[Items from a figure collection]
▬▬▬

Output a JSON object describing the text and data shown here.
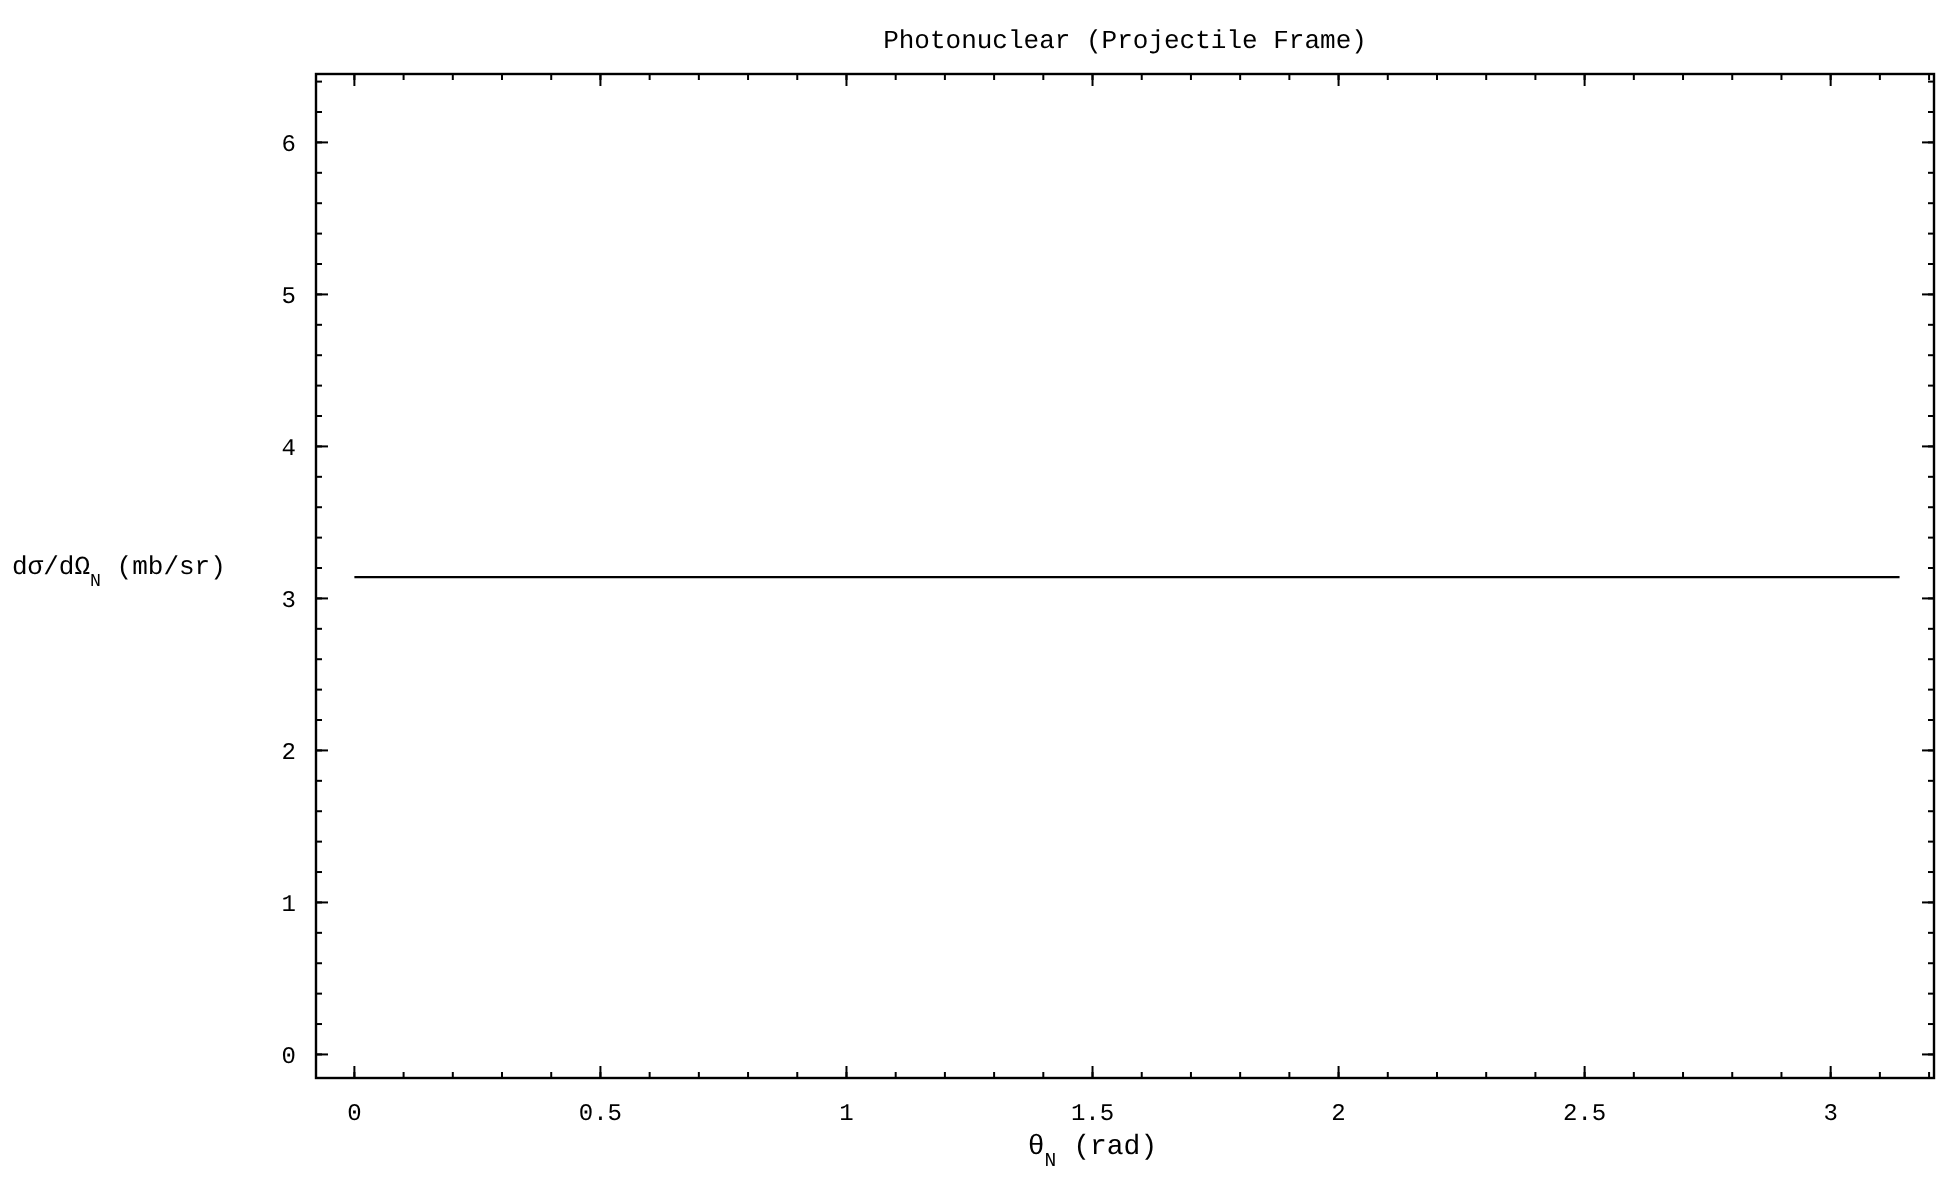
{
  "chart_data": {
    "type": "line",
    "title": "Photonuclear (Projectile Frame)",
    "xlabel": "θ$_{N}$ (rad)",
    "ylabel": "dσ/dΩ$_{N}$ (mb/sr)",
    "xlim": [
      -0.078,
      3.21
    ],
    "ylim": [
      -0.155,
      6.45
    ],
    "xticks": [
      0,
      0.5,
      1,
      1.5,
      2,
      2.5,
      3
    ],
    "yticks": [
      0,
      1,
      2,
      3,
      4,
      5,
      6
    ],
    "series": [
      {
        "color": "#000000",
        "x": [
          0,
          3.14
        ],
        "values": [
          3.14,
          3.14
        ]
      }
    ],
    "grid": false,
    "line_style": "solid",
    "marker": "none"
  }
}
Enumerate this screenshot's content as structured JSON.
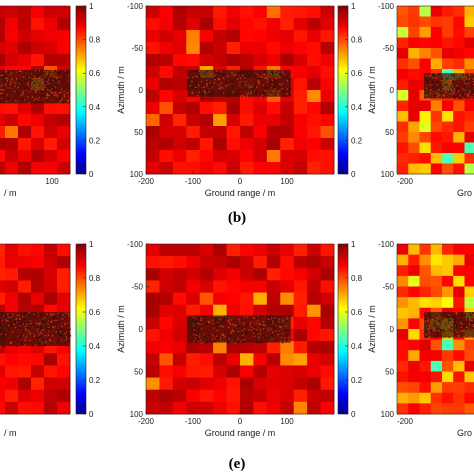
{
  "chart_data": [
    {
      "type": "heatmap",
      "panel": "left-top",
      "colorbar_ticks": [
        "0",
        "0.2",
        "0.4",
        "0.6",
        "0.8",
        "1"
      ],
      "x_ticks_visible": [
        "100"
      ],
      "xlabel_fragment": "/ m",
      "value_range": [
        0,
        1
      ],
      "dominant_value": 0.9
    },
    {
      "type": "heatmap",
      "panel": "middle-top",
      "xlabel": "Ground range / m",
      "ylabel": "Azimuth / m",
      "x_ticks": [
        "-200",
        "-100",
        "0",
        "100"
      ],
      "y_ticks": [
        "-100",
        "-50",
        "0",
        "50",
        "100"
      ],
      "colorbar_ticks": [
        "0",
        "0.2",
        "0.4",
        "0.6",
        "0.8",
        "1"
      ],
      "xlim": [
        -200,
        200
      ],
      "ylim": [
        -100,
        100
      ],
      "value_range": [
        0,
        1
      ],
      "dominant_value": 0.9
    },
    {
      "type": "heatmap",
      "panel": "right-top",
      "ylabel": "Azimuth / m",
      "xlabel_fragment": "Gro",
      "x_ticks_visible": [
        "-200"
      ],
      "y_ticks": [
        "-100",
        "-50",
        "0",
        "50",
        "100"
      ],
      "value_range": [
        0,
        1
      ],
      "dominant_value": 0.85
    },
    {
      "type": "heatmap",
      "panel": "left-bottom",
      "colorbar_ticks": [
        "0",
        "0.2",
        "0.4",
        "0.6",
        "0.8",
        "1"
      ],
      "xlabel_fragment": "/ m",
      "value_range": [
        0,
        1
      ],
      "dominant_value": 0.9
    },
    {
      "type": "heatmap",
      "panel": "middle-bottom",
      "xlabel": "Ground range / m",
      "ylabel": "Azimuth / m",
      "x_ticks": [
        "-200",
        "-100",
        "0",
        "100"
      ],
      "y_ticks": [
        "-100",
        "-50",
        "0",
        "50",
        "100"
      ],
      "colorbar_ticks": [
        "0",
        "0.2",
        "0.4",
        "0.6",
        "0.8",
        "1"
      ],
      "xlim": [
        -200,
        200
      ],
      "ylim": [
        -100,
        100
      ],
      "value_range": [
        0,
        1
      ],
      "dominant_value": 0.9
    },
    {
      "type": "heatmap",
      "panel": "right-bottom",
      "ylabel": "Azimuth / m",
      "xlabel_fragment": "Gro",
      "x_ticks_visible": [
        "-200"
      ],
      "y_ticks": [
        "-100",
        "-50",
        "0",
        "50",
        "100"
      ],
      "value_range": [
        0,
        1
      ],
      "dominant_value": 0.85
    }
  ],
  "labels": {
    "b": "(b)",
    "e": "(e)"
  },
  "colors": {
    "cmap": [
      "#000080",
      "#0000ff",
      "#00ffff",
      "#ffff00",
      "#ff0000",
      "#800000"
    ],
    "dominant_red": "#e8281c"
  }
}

▬▬▬

*Your objective*.
Return each line from the material above exactly, but not the pictures.

*Full answer*.
Output a JSON object describing the text and data shown here.
{
  "chart_data": {
    "type": "line",
    "title": "Photonuclear (Projectile Frame)",
    "xlabel": "θ$_{N}$ (rad)",
    "ylabel": "dσ/dΩ$_{N}$ (mb/sr)",
    "xlim": [
      -0.078,
      3.21
    ],
    "ylim": [
      -0.155,
      6.45
    ],
    "xticks": [
      0,
      0.5,
      1,
      1.5,
      2,
      2.5,
      3
    ],
    "yticks": [
      0,
      1,
      2,
      3,
      4,
      5,
      6
    ],
    "series": [
      {
        "color": "#000000",
        "x": [
          0,
          3.14
        ],
        "values": [
          3.14,
          3.14
        ]
      }
    ],
    "grid": false,
    "line_style": "solid",
    "marker": "none"
  }
}
Enumerate this screenshot's content as structured JSON.
{
  "chart_data": [
    {
      "type": "heatmap",
      "panel": "left-top",
      "colorbar_ticks": [
        "0",
        "0.2",
        "0.4",
        "0.6",
        "0.8",
        "1"
      ],
      "x_ticks_visible": [
        "100"
      ],
      "xlabel_fragment": "/ m",
      "value_range": [
        0,
        1
      ],
      "dominant_value": 0.9
    },
    {
      "type": "heatmap",
      "panel": "middle-top",
      "xlabel": "Ground range / m",
      "ylabel": "Azimuth / m",
      "x_ticks": [
        "-200",
        "-100",
        "0",
        "100"
      ],
      "y_ticks": [
        "-100",
        "-50",
        "0",
        "50",
        "100"
      ],
      "colorbar_ticks": [
        "0",
        "0.2",
        "0.4",
        "0.6",
        "0.8",
        "1"
      ],
      "xlim": [
        -200,
        200
      ],
      "ylim": [
        -100,
        100
      ],
      "value_range": [
        0,
        1
      ],
      "dominant_value": 0.9
    },
    {
      "type": "heatmap",
      "panel": "right-top",
      "ylabel": "Azimuth / m",
      "xlabel_fragment": "Gro",
      "x_ticks_visible": [
        "-200"
      ],
      "y_ticks": [
        "-100",
        "-50",
        "0",
        "50",
        "100"
      ],
      "value_range": [
        0,
        1
      ],
      "dominant_value": 0.85
    },
    {
      "type": "heatmap",
      "panel": "left-bottom",
      "colorbar_ticks": [
        "0",
        "0.2",
        "0.4",
        "0.6",
        "0.8",
        "1"
      ],
      "xlabel_fragment": "/ m",
      "value_range": [
        0,
        1
      ],
      "dominant_value": 0.9
    },
    {
      "type": "heatmap",
      "panel": "middle-bottom",
      "xlabel": "Ground range / m",
      "ylabel": "Azimuth / m",
      "x_ticks": [
        "-200",
        "-100",
        "0",
        "100"
      ],
      "y_ticks": [
        "-100",
        "-50",
        "0",
        "50",
        "100"
      ],
      "colorbar_ticks": [
        "0",
        "0.2",
        "0.4",
        "0.6",
        "0.8",
        "1"
      ],
      "xlim": [
        -200,
        200
      ],
      "ylim": [
        -100,
        100
      ],
      "value_range": [
        0,
        1
      ],
      "dominant_value": 0.9
    },
    {
      "type": "heatmap",
      "panel": "right-bottom",
      "ylabel": "Azimuth / m",
      "xlabel_fragment": "Gro",
      "x_ticks_visible": [
        "-200"
      ],
      "y_ticks": [
        "-100",
        "-50",
        "0",
        "50",
        "100"
      ],
      "value_range": [
        0,
        1
      ],
      "dominant_value": 0.85
    }
  ],
  "labels": {
    "b": "(b)",
    "e": "(e)"
  },
  "colors": {
    "cmap": [
      "#000080",
      "#0000ff",
      "#00ffff",
      "#ffff00",
      "#ff0000",
      "#800000"
    ],
    "dominant_red": "#e8281c"
  }
}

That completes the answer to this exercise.